Give the entries again exactly, every one of them.

------ Data shown

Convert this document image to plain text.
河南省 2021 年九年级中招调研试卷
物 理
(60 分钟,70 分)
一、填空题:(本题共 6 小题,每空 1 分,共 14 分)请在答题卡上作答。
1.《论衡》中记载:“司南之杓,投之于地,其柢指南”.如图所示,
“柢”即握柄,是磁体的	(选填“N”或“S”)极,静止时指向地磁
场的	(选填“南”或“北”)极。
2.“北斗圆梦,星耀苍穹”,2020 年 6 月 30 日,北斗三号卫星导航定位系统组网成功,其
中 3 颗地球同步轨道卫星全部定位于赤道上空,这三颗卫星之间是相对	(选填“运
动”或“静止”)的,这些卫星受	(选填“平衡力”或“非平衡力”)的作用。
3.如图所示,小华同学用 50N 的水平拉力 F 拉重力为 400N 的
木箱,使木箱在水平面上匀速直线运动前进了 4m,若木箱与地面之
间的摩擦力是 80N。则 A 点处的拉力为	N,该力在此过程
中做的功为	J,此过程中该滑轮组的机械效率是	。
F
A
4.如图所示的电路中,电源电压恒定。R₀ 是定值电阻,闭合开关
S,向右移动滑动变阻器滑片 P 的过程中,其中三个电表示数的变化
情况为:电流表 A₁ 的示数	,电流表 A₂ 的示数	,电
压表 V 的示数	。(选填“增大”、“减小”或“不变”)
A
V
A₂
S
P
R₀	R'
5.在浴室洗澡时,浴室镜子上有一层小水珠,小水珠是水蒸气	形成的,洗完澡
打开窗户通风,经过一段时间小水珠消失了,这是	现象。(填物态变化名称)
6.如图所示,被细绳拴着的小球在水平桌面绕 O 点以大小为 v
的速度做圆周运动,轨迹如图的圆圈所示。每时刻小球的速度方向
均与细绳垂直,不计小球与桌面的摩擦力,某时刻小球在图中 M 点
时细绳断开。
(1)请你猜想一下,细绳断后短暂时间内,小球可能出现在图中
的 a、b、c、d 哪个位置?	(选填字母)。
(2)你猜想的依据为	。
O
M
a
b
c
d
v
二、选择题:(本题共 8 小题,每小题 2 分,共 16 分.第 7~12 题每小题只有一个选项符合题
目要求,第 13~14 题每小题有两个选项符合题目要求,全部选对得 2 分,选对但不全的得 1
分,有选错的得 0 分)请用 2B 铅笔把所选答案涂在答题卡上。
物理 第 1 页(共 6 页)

------------

Task solution =
Convert this document image to plain text.
河南省 2021 年九年级中招调研试卷
物 理
(60 分钟,70 分)
一、填空题:(本题共 6 小题,每空 1 分,共 14 分)请在答题卡上作答。
1.《论衡》中记载:“司南之杓,投之于地,其柢指南”.如图所示,
“柢”即握柄,是磁体的	(选填“N”或“S”)极,静止时指向地磁
场的	(选填“南”或“北”)极。
2.“北斗圆梦,星耀苍穹”,2020 年 6 月 30 日,北斗三号卫星导航定位系统组网成功,其
中 3 颗地球同步轨道卫星全部定位于赤道上空,这三颗卫星之间是相对	(选填“运
动”或“静止”)的,这些卫星受	(选填“平衡力”或“非平衡力”)的作用。
3.如图所示,小华同学用 50N 的水平拉力 F 拉重力为 400N 的
木箱,使木箱在水平面上匀速直线运动前进了 4m,若木箱与地面之
间的摩擦力是 80N。则 A 点处的拉力为	N,该力在此过程
中做的功为	J,此过程中该滑轮组的机械效率是	。
F
A
4.如图所示的电路中,电源电压恒定。R₀ 是定值电阻,闭合开关
S,向右移动滑动变阻器滑片 P 的过程中,其中三个电表示数的变化
情况为:电流表 A₁ 的示数	,电流表 A₂ 的示数	,电
压表 V 的示数	。(选填“增大”、“减小”或“不变”)
A
V
A₂
S
P
R₀	R'
5.在浴室洗澡时,浴室镜子上有一层小水珠,小水珠是水蒸气	形成的,洗完澡
打开窗户通风,经过一段时间小水珠消失了,这是	现象。(填物态变化名称)
6.如图所示,被细绳拴着的小球在水平桌面绕 O 点以大小为 v
的速度做圆周运动,轨迹如图的圆圈所示。每时刻小球的速度方向
均与细绳垂直,不计小球与桌面的摩擦力,某时刻小球在图中 M 点
时细绳断开。
(1)请你猜想一下,细绳断后短暂时间内,小球可能出现在图中
的 a、b、c、d 哪个位置?	(选填字母)。
(2)你猜想的依据为	。
O
M
a
b
c
d
v
二、选择题:(本题共 8 小题,每小题 2 分,共 16 分.第 7~12 题每小题只有一个选项符合题
目要求,第 13~14 题每小题有两个选项符合题目要求,全部选对得 2 分,选对但不全的得 1
分,有选错的得 0 分)请用 2B 铅笔把所选答案涂在答题卡上。
物理 第 1 页(共 6 页)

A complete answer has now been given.